JOB
Copy each line below that contains "JSON".

BEGIN EXERCISE MATERIAL

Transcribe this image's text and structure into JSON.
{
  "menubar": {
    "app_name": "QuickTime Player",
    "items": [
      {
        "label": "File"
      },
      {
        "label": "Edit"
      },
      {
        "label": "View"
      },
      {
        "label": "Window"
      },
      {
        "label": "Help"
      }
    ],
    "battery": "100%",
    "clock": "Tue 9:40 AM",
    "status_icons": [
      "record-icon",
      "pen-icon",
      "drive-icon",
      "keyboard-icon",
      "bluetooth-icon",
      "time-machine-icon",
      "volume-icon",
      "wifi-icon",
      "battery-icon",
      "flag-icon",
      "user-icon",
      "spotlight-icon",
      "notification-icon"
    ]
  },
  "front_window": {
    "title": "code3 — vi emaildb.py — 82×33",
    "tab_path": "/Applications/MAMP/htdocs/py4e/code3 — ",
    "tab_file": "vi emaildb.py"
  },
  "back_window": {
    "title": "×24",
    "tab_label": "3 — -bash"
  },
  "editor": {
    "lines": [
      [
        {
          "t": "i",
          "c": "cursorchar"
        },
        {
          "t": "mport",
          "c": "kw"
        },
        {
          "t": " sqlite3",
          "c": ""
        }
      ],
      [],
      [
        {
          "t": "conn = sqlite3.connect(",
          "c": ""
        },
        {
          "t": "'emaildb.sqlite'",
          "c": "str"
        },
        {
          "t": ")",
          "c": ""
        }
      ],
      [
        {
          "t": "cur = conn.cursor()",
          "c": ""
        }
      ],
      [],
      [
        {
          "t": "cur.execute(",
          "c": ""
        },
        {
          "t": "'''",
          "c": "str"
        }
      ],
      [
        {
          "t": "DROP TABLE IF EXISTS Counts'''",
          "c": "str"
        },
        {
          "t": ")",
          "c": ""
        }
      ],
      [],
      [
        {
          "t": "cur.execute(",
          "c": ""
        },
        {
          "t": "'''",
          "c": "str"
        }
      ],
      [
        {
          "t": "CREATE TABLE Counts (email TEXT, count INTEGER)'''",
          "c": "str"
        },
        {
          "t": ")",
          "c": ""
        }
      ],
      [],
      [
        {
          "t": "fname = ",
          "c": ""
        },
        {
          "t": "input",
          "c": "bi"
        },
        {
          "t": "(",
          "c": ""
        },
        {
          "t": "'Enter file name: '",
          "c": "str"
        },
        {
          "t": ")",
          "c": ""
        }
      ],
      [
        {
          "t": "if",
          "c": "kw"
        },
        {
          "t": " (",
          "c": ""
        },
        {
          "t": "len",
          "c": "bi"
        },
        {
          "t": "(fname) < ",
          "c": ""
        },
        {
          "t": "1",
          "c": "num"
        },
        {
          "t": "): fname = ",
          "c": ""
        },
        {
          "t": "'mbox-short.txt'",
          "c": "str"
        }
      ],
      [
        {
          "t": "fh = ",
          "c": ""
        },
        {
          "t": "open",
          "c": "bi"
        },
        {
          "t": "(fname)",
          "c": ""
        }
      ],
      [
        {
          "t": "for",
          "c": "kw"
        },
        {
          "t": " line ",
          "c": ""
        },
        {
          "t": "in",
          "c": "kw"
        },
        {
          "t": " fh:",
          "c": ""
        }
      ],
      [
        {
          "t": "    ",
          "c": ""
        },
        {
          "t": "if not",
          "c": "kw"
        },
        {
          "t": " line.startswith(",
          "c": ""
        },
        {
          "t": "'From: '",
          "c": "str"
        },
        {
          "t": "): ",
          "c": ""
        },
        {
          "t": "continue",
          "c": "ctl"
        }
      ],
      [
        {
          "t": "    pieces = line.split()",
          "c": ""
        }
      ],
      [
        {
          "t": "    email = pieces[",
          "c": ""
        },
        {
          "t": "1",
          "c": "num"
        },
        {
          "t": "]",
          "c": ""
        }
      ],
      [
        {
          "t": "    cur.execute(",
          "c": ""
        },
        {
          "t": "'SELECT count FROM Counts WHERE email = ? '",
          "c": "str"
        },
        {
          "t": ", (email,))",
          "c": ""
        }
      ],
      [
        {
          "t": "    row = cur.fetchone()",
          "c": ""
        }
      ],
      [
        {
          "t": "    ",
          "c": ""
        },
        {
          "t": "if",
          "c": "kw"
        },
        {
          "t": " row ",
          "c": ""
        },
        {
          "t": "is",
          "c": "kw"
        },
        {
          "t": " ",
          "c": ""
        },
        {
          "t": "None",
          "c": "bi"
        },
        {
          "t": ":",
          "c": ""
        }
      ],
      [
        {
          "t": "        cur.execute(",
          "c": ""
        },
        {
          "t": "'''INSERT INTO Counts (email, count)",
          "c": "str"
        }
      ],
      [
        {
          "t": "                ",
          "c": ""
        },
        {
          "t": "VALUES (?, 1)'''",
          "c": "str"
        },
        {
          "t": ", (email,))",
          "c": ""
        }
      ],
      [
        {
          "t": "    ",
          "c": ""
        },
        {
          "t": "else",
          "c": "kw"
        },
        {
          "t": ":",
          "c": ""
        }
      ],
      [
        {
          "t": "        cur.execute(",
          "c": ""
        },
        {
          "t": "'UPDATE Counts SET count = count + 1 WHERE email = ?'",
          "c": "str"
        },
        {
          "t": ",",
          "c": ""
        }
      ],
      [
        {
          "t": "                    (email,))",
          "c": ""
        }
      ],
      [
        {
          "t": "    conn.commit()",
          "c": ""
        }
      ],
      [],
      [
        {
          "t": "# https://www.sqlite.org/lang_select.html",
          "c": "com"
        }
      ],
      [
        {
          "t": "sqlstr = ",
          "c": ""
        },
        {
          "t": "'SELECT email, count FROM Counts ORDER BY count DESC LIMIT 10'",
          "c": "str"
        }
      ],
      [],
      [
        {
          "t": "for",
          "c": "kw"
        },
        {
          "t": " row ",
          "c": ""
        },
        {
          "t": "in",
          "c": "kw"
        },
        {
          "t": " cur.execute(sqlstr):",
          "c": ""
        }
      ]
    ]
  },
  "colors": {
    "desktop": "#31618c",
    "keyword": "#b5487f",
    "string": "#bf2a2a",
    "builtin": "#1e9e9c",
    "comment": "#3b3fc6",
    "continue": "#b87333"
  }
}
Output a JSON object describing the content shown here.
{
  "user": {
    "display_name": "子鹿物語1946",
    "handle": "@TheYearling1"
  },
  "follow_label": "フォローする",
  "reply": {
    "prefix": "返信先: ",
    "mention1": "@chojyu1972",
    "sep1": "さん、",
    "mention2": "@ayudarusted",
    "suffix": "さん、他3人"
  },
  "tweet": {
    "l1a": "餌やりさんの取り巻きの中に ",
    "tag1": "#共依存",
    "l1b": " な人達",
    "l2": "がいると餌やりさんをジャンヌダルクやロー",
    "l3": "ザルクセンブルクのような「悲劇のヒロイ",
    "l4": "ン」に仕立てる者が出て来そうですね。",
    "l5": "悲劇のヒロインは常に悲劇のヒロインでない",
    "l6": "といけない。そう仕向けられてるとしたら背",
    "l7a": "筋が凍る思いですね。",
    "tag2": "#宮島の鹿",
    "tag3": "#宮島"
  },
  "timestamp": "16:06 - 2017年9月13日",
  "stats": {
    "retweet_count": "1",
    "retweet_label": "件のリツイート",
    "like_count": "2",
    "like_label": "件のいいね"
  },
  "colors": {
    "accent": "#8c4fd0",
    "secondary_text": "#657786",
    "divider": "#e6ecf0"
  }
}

END EXERCISE MATERIAL

ANSWER FOR THE TASK
Transcribe this image's text and structure into JSON.
Output a JSON object describing the content shown here.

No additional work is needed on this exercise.